» Goal: Extract the lines beginning at the one that holds "Transcribe the text in this document." and ending at the final line of the material below, keeping them exact and leaving out all pictures.

**** Record set

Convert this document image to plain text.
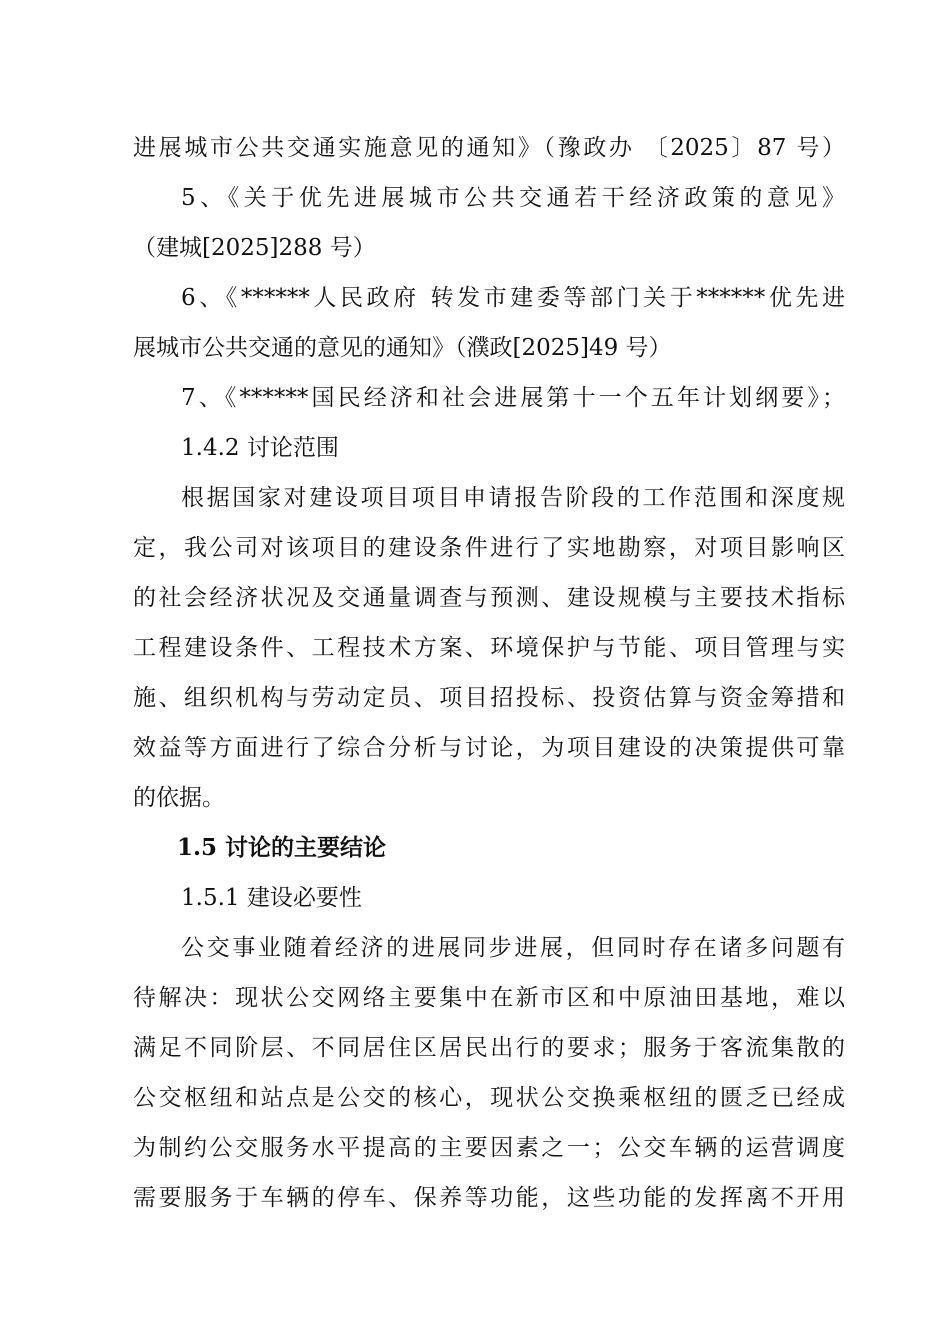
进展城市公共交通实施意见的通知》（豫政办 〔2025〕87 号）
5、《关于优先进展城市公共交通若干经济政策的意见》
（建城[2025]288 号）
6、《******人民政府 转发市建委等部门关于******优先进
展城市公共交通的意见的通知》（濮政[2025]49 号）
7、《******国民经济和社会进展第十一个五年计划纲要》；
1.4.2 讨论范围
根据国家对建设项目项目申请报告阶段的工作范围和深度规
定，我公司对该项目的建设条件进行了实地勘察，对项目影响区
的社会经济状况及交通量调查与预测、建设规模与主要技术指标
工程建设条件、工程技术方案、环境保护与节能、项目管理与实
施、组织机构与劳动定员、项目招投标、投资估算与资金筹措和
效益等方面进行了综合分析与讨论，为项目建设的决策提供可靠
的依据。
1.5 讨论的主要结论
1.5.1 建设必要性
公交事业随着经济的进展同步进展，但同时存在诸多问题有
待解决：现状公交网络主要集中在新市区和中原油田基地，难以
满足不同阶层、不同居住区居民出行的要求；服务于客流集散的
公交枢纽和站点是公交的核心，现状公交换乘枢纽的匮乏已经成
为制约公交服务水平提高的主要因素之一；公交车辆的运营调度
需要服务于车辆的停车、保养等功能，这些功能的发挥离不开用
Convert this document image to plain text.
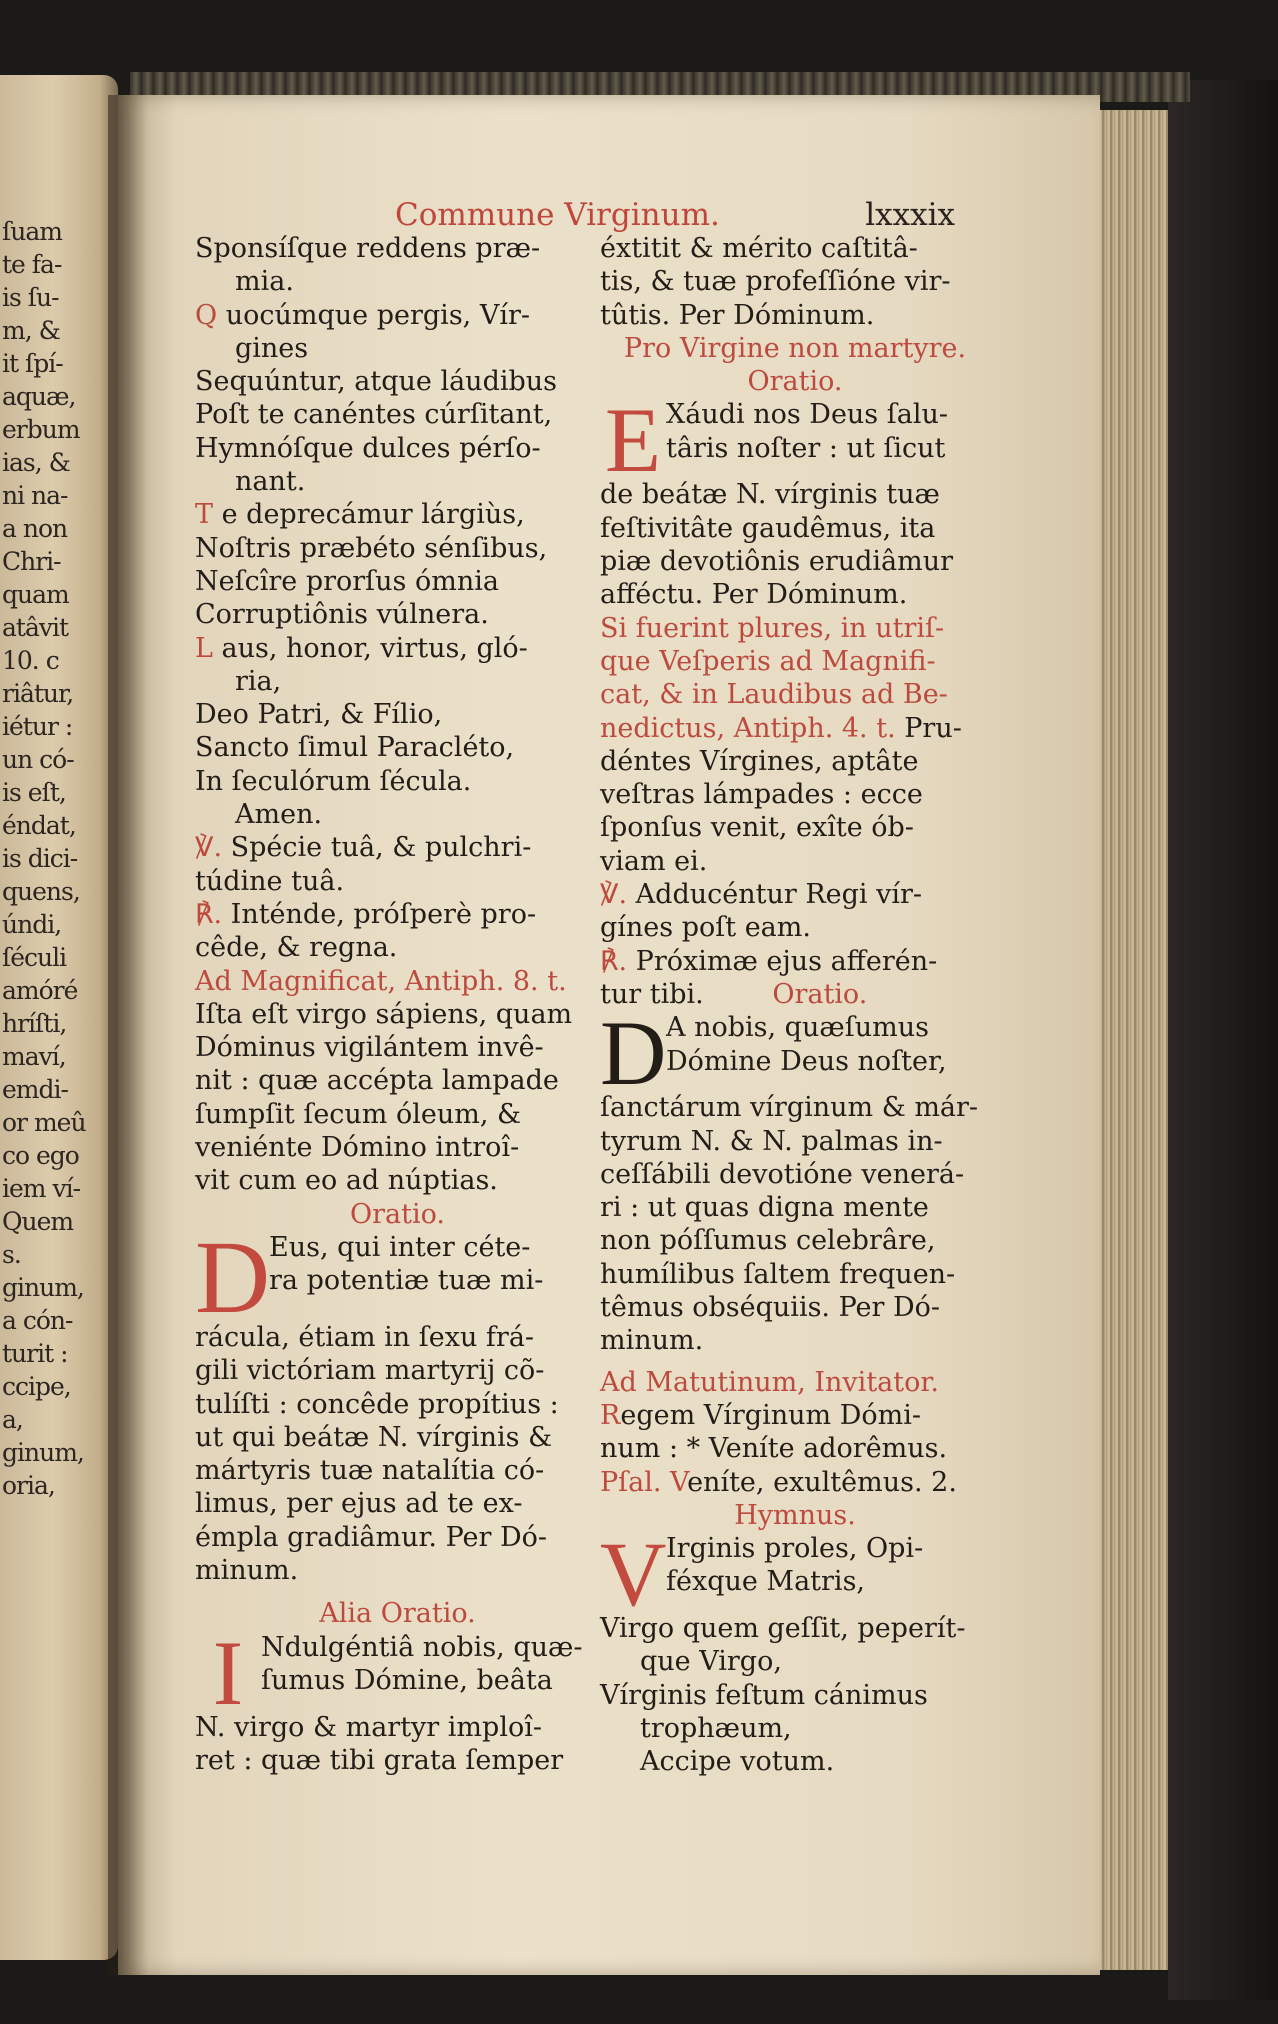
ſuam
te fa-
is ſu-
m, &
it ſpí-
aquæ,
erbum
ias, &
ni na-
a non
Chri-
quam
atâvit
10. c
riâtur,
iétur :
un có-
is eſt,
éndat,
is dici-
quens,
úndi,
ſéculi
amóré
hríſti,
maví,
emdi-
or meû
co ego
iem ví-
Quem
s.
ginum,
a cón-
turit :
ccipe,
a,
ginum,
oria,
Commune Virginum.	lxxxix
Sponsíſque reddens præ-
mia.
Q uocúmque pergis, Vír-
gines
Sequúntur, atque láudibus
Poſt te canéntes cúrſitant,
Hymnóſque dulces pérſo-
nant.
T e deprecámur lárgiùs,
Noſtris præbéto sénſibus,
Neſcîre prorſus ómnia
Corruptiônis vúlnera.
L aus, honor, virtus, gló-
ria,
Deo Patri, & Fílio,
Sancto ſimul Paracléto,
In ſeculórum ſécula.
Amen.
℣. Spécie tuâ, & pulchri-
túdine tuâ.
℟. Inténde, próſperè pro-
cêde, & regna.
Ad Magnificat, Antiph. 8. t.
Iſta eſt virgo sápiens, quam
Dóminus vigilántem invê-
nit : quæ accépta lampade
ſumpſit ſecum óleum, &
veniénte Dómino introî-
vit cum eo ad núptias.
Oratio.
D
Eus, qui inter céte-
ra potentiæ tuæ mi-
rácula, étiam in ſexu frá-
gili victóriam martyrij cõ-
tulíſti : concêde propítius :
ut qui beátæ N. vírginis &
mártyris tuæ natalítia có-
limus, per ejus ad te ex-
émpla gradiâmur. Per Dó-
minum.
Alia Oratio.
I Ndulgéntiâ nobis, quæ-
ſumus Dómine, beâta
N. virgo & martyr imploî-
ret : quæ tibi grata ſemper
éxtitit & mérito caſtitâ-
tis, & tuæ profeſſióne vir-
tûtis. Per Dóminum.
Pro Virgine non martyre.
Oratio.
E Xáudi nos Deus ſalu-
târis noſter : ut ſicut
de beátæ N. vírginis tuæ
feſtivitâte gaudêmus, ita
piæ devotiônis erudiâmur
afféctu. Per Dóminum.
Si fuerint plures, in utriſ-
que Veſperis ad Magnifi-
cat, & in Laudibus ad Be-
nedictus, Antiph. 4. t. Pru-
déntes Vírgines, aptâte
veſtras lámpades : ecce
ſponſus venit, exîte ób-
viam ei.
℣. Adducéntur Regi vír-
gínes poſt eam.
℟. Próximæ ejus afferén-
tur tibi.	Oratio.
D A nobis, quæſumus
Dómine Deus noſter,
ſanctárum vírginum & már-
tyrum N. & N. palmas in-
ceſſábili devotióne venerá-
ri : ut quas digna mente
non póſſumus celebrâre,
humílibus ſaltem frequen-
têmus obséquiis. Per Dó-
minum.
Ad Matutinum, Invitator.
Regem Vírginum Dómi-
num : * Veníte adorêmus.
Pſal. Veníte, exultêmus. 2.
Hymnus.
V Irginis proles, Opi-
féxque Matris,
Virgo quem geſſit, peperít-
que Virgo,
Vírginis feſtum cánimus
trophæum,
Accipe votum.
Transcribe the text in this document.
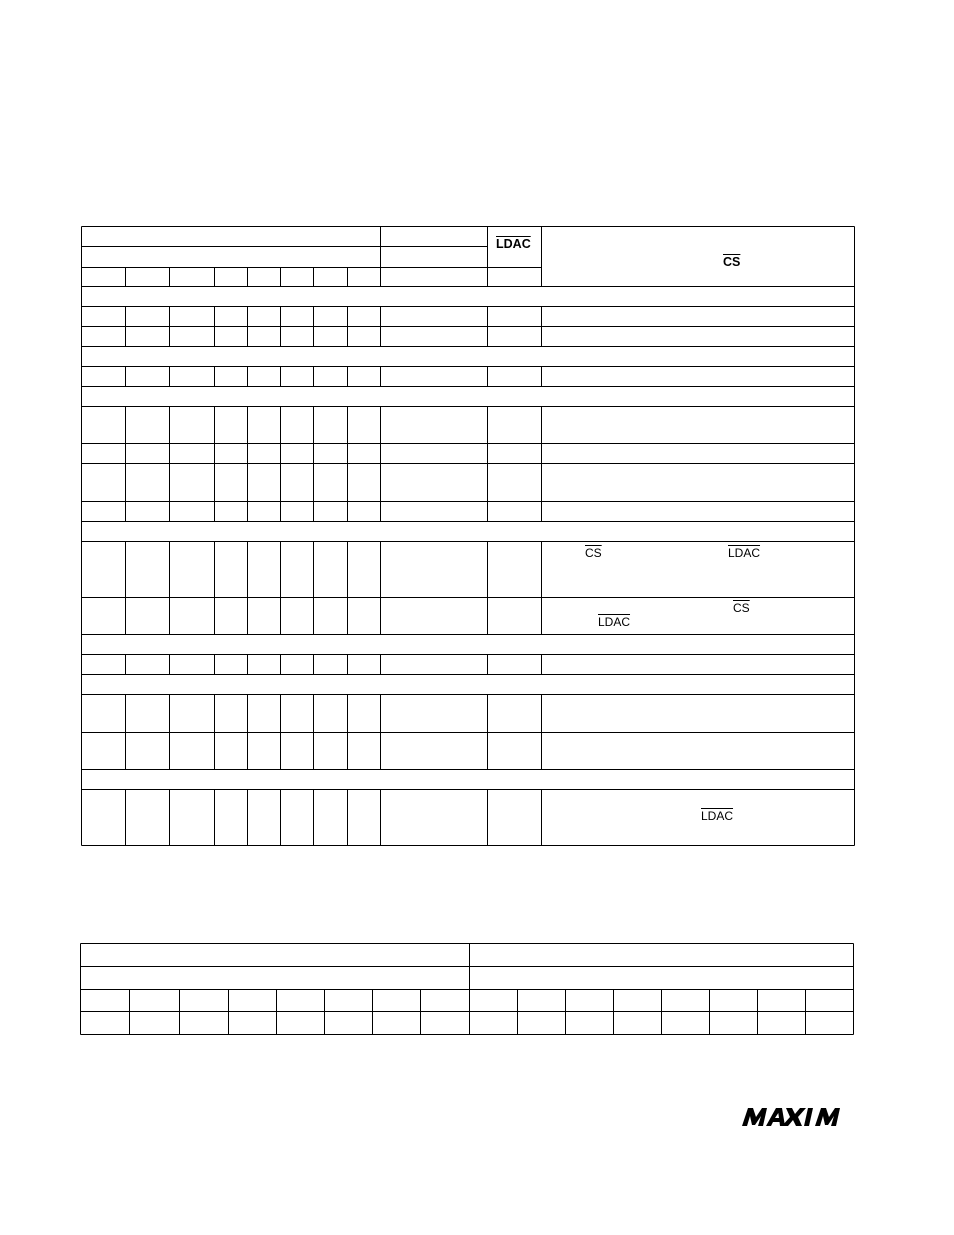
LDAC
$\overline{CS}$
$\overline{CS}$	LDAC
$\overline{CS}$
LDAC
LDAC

********

» Solution for this problem:
Transcribe the text in this document.
LDAC
$\overline{CS}$
$\overline{CS}$	LDAC
$\overline{CS}$
LDAC
LDAC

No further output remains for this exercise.